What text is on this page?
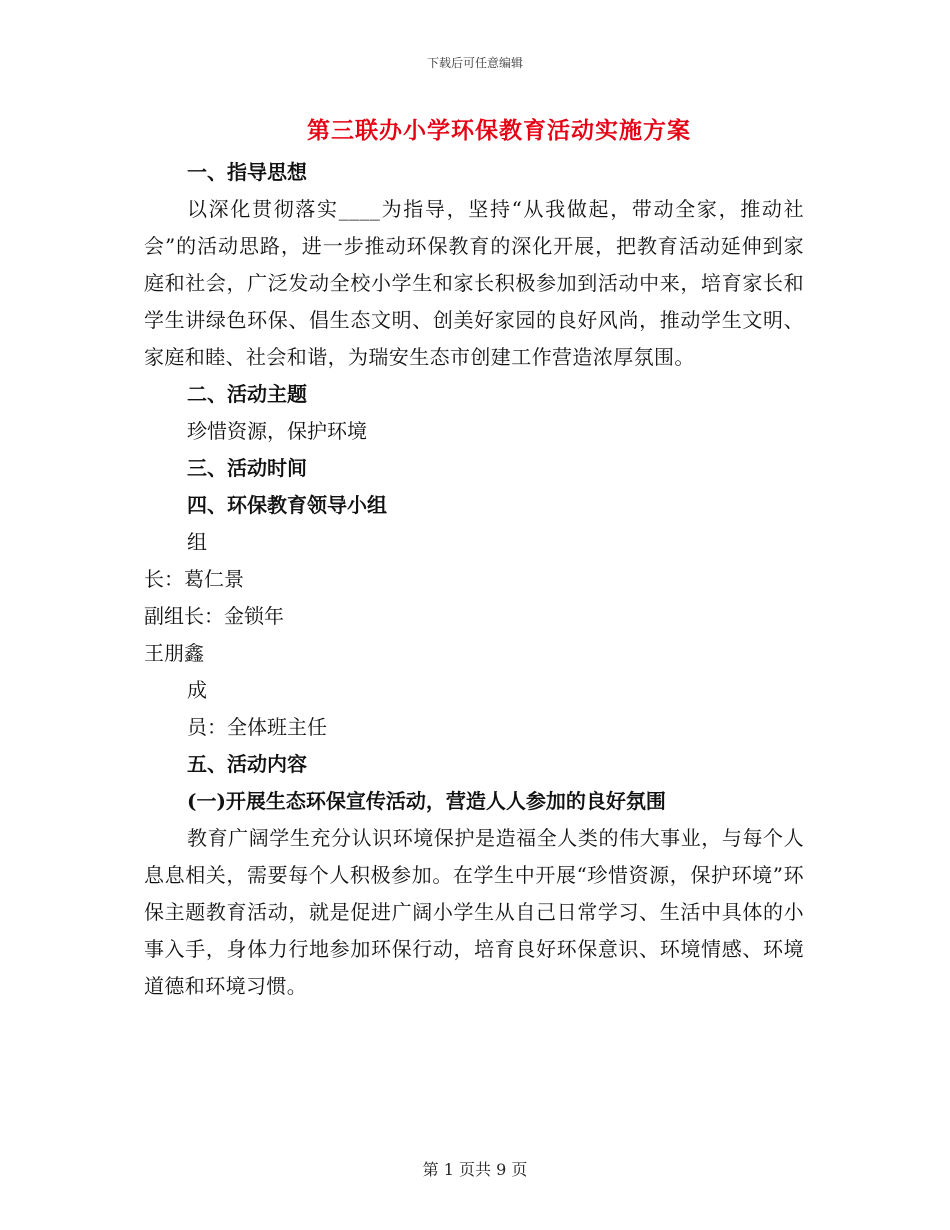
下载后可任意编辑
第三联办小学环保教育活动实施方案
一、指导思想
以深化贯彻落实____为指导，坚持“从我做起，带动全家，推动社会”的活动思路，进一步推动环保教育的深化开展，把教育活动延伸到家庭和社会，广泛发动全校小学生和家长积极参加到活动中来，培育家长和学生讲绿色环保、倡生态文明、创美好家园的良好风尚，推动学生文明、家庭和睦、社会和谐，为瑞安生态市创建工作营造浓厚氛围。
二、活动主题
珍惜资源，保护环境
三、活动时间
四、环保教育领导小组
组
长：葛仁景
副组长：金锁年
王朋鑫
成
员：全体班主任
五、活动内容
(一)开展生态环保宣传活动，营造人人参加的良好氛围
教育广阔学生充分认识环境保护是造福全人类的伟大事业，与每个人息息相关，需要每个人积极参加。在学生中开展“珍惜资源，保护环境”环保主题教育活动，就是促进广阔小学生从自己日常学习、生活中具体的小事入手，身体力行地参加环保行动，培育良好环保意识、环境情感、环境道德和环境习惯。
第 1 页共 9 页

----

Could you reproduce every record above exactly, leaving out the pictures?

What text is on this page?
下载后可任意编辑
第三联办小学环保教育活动实施方案
一、指导思想
以深化贯彻落实____为指导，坚持“从我做起，带动全家，推动社会”的活动思路，进一步推动环保教育的深化开展，把教育活动延伸到家庭和社会，广泛发动全校小学生和家长积极参加到活动中来，培育家长和学生讲绿色环保、倡生态文明、创美好家园的良好风尚，推动学生文明、家庭和睦、社会和谐，为瑞安生态市创建工作营造浓厚氛围。
二、活动主题
珍惜资源，保护环境
三、活动时间
四、环保教育领导小组
组
长：葛仁景
副组长：金锁年
王朋鑫
成
员：全体班主任
五、活动内容
(一)开展生态环保宣传活动，营造人人参加的良好氛围
教育广阔学生充分认识环境保护是造福全人类的伟大事业，与每个人息息相关，需要每个人积极参加。在学生中开展“珍惜资源，保护环境”环保主题教育活动，就是促进广阔小学生从自己日常学习、生活中具体的小事入手，身体力行地参加环保行动，培育良好环保意识、环境情感、环境道德和环境习惯。
第 1 页共 9 页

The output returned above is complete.